-- Start of STORED RECORDS --

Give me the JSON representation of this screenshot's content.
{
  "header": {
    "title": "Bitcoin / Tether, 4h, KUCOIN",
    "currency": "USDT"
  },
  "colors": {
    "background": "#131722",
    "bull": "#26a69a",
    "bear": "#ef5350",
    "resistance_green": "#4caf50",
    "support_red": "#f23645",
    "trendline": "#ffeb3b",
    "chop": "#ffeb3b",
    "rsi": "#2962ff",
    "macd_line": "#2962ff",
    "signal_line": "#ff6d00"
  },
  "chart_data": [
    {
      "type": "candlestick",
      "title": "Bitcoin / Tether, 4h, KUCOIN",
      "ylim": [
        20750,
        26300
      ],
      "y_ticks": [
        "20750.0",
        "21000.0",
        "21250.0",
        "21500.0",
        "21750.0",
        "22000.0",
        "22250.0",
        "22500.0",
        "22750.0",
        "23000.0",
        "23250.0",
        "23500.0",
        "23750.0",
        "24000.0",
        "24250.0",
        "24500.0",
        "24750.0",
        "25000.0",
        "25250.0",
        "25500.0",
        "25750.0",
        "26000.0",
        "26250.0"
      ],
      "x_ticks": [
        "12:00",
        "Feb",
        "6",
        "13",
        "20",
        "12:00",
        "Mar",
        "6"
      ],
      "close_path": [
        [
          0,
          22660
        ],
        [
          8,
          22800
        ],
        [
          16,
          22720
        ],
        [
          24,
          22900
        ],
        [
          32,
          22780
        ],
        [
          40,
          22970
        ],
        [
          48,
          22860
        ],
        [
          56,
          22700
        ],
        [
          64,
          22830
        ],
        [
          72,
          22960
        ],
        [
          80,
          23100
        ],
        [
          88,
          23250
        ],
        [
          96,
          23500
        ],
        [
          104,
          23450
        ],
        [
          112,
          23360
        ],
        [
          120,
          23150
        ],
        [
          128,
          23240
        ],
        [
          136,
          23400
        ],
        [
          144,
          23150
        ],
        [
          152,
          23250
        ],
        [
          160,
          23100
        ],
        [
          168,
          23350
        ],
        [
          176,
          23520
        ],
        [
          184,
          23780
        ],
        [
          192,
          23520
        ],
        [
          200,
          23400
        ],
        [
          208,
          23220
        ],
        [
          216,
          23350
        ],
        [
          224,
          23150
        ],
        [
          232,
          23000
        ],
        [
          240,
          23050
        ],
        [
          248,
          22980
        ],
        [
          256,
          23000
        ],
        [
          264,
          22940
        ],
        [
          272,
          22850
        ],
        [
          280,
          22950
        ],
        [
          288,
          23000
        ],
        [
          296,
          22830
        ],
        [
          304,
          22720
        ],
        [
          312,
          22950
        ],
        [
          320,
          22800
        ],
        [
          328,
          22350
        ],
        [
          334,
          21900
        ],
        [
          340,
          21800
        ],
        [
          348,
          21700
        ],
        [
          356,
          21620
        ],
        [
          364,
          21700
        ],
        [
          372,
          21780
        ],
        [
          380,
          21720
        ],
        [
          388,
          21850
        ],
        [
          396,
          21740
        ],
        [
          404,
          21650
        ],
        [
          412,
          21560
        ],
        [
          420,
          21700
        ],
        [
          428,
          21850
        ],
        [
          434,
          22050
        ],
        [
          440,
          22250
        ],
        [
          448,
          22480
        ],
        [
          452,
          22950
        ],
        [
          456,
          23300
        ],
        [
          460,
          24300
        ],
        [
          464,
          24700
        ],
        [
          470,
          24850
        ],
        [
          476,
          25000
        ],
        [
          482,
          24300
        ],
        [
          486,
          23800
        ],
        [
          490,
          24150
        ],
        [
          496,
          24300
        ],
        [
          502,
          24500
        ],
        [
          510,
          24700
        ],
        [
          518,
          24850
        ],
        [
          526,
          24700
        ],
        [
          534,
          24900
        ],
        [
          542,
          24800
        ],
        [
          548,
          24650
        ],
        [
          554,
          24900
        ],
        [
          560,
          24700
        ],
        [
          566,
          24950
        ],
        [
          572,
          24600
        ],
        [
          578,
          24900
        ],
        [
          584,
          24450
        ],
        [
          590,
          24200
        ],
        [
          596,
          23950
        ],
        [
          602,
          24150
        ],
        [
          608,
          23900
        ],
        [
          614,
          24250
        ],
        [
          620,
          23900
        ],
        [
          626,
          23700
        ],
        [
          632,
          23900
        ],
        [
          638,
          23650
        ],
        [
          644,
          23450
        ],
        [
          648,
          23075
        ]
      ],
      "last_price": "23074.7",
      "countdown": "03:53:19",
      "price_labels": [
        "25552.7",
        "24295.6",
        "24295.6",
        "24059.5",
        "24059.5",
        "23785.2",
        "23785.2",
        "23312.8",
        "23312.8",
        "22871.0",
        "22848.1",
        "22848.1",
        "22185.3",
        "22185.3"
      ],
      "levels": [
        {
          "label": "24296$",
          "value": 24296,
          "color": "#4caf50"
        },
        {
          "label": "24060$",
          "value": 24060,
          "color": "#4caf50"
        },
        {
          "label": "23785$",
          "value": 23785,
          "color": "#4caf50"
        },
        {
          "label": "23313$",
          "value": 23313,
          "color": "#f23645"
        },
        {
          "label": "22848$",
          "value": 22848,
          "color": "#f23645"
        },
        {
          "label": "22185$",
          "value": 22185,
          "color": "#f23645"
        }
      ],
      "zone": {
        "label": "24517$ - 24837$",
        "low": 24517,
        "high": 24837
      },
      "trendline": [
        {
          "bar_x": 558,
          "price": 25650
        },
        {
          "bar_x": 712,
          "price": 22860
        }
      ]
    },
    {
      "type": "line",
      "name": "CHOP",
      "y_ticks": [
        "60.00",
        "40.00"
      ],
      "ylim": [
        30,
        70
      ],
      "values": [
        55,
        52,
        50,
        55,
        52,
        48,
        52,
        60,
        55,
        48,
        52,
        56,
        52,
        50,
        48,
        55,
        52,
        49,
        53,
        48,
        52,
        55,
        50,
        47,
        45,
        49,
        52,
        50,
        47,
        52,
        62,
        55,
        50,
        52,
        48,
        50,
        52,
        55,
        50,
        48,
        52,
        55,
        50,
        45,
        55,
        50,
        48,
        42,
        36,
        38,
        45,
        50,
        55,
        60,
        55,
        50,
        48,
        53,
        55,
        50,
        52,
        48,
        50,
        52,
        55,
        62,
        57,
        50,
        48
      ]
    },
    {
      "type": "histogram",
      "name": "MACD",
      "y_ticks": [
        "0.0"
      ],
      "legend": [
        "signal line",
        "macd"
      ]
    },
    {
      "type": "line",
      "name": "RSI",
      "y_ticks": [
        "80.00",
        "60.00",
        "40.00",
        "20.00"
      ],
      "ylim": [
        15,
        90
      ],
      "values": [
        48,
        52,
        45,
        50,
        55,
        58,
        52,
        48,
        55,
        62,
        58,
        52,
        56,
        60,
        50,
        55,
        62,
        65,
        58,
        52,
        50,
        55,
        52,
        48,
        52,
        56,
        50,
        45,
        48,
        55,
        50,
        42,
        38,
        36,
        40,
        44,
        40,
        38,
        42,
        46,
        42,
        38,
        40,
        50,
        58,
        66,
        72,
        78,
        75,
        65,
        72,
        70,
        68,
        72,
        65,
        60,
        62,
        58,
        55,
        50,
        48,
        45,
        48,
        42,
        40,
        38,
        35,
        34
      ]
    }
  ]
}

-- End of STORED RECORDS --

Repeat every record exactly as written, please.

→ **FULL SOLUTION**
Give me the JSON representation of this screenshot's content.
{
  "header": {
    "title": "Bitcoin / Tether, 4h, KUCOIN",
    "currency": "USDT"
  },
  "colors": {
    "background": "#131722",
    "bull": "#26a69a",
    "bear": "#ef5350",
    "resistance_green": "#4caf50",
    "support_red": "#f23645",
    "trendline": "#ffeb3b",
    "chop": "#ffeb3b",
    "rsi": "#2962ff",
    "macd_line": "#2962ff",
    "signal_line": "#ff6d00"
  },
  "chart_data": [
    {
      "type": "candlestick",
      "title": "Bitcoin / Tether, 4h, KUCOIN",
      "ylim": [
        20750,
        26300
      ],
      "y_ticks": [
        "20750.0",
        "21000.0",
        "21250.0",
        "21500.0",
        "21750.0",
        "22000.0",
        "22250.0",
        "22500.0",
        "22750.0",
        "23000.0",
        "23250.0",
        "23500.0",
        "23750.0",
        "24000.0",
        "24250.0",
        "24500.0",
        "24750.0",
        "25000.0",
        "25250.0",
        "25500.0",
        "25750.0",
        "26000.0",
        "26250.0"
      ],
      "x_ticks": [
        "12:00",
        "Feb",
        "6",
        "13",
        "20",
        "12:00",
        "Mar",
        "6"
      ],
      "close_path": [
        [
          0,
          22660
        ],
        [
          8,
          22800
        ],
        [
          16,
          22720
        ],
        [
          24,
          22900
        ],
        [
          32,
          22780
        ],
        [
          40,
          22970
        ],
        [
          48,
          22860
        ],
        [
          56,
          22700
        ],
        [
          64,
          22830
        ],
        [
          72,
          22960
        ],
        [
          80,
          23100
        ],
        [
          88,
          23250
        ],
        [
          96,
          23500
        ],
        [
          104,
          23450
        ],
        [
          112,
          23360
        ],
        [
          120,
          23150
        ],
        [
          128,
          23240
        ],
        [
          136,
          23400
        ],
        [
          144,
          23150
        ],
        [
          152,
          23250
        ],
        [
          160,
          23100
        ],
        [
          168,
          23350
        ],
        [
          176,
          23520
        ],
        [
          184,
          23780
        ],
        [
          192,
          23520
        ],
        [
          200,
          23400
        ],
        [
          208,
          23220
        ],
        [
          216,
          23350
        ],
        [
          224,
          23150
        ],
        [
          232,
          23000
        ],
        [
          240,
          23050
        ],
        [
          248,
          22980
        ],
        [
          256,
          23000
        ],
        [
          264,
          22940
        ],
        [
          272,
          22850
        ],
        [
          280,
          22950
        ],
        [
          288,
          23000
        ],
        [
          296,
          22830
        ],
        [
          304,
          22720
        ],
        [
          312,
          22950
        ],
        [
          320,
          22800
        ],
        [
          328,
          22350
        ],
        [
          334,
          21900
        ],
        [
          340,
          21800
        ],
        [
          348,
          21700
        ],
        [
          356,
          21620
        ],
        [
          364,
          21700
        ],
        [
          372,
          21780
        ],
        [
          380,
          21720
        ],
        [
          388,
          21850
        ],
        [
          396,
          21740
        ],
        [
          404,
          21650
        ],
        [
          412,
          21560
        ],
        [
          420,
          21700
        ],
        [
          428,
          21850
        ],
        [
          434,
          22050
        ],
        [
          440,
          22250
        ],
        [
          448,
          22480
        ],
        [
          452,
          22950
        ],
        [
          456,
          23300
        ],
        [
          460,
          24300
        ],
        [
          464,
          24700
        ],
        [
          470,
          24850
        ],
        [
          476,
          25000
        ],
        [
          482,
          24300
        ],
        [
          486,
          23800
        ],
        [
          490,
          24150
        ],
        [
          496,
          24300
        ],
        [
          502,
          24500
        ],
        [
          510,
          24700
        ],
        [
          518,
          24850
        ],
        [
          526,
          24700
        ],
        [
          534,
          24900
        ],
        [
          542,
          24800
        ],
        [
          548,
          24650
        ],
        [
          554,
          24900
        ],
        [
          560,
          24700
        ],
        [
          566,
          24950
        ],
        [
          572,
          24600
        ],
        [
          578,
          24900
        ],
        [
          584,
          24450
        ],
        [
          590,
          24200
        ],
        [
          596,
          23950
        ],
        [
          602,
          24150
        ],
        [
          608,
          23900
        ],
        [
          614,
          24250
        ],
        [
          620,
          23900
        ],
        [
          626,
          23700
        ],
        [
          632,
          23900
        ],
        [
          638,
          23650
        ],
        [
          644,
          23450
        ],
        [
          648,
          23075
        ]
      ],
      "last_price": "23074.7",
      "countdown": "03:53:19",
      "price_labels": [
        "25552.7",
        "24295.6",
        "24295.6",
        "24059.5",
        "24059.5",
        "23785.2",
        "23785.2",
        "23312.8",
        "23312.8",
        "22871.0",
        "22848.1",
        "22848.1",
        "22185.3",
        "22185.3"
      ],
      "levels": [
        {
          "label": "24296$",
          "value": 24296,
          "color": "#4caf50"
        },
        {
          "label": "24060$",
          "value": 24060,
          "color": "#4caf50"
        },
        {
          "label": "23785$",
          "value": 23785,
          "color": "#4caf50"
        },
        {
          "label": "23313$",
          "value": 23313,
          "color": "#f23645"
        },
        {
          "label": "22848$",
          "value": 22848,
          "color": "#f23645"
        },
        {
          "label": "22185$",
          "value": 22185,
          "color": "#f23645"
        }
      ],
      "zone": {
        "label": "24517$ - 24837$",
        "low": 24517,
        "high": 24837
      },
      "trendline": [
        {
          "bar_x": 558,
          "price": 25650
        },
        {
          "bar_x": 712,
          "price": 22860
        }
      ]
    },
    {
      "type": "line",
      "name": "CHOP",
      "y_ticks": [
        "60.00",
        "40.00"
      ],
      "ylim": [
        30,
        70
      ],
      "values": [
        55,
        52,
        50,
        55,
        52,
        48,
        52,
        60,
        55,
        48,
        52,
        56,
        52,
        50,
        48,
        55,
        52,
        49,
        53,
        48,
        52,
        55,
        50,
        47,
        45,
        49,
        52,
        50,
        47,
        52,
        62,
        55,
        50,
        52,
        48,
        50,
        52,
        55,
        50,
        48,
        52,
        55,
        50,
        45,
        55,
        50,
        48,
        42,
        36,
        38,
        45,
        50,
        55,
        60,
        55,
        50,
        48,
        53,
        55,
        50,
        52,
        48,
        50,
        52,
        55,
        62,
        57,
        50,
        48
      ]
    },
    {
      "type": "histogram",
      "name": "MACD",
      "y_ticks": [
        "0.0"
      ],
      "legend": [
        "signal line",
        "macd"
      ]
    },
    {
      "type": "line",
      "name": "RSI",
      "y_ticks": [
        "80.00",
        "60.00",
        "40.00",
        "20.00"
      ],
      "ylim": [
        15,
        90
      ],
      "values": [
        48,
        52,
        45,
        50,
        55,
        58,
        52,
        48,
        55,
        62,
        58,
        52,
        56,
        60,
        50,
        55,
        62,
        65,
        58,
        52,
        50,
        55,
        52,
        48,
        52,
        56,
        50,
        45,
        48,
        55,
        50,
        42,
        38,
        36,
        40,
        44,
        40,
        38,
        42,
        46,
        42,
        38,
        40,
        50,
        58,
        66,
        72,
        78,
        75,
        65,
        72,
        70,
        68,
        72,
        65,
        60,
        62,
        58,
        55,
        50,
        48,
        45,
        48,
        42,
        40,
        38,
        35,
        34
      ]
    }
  ]
}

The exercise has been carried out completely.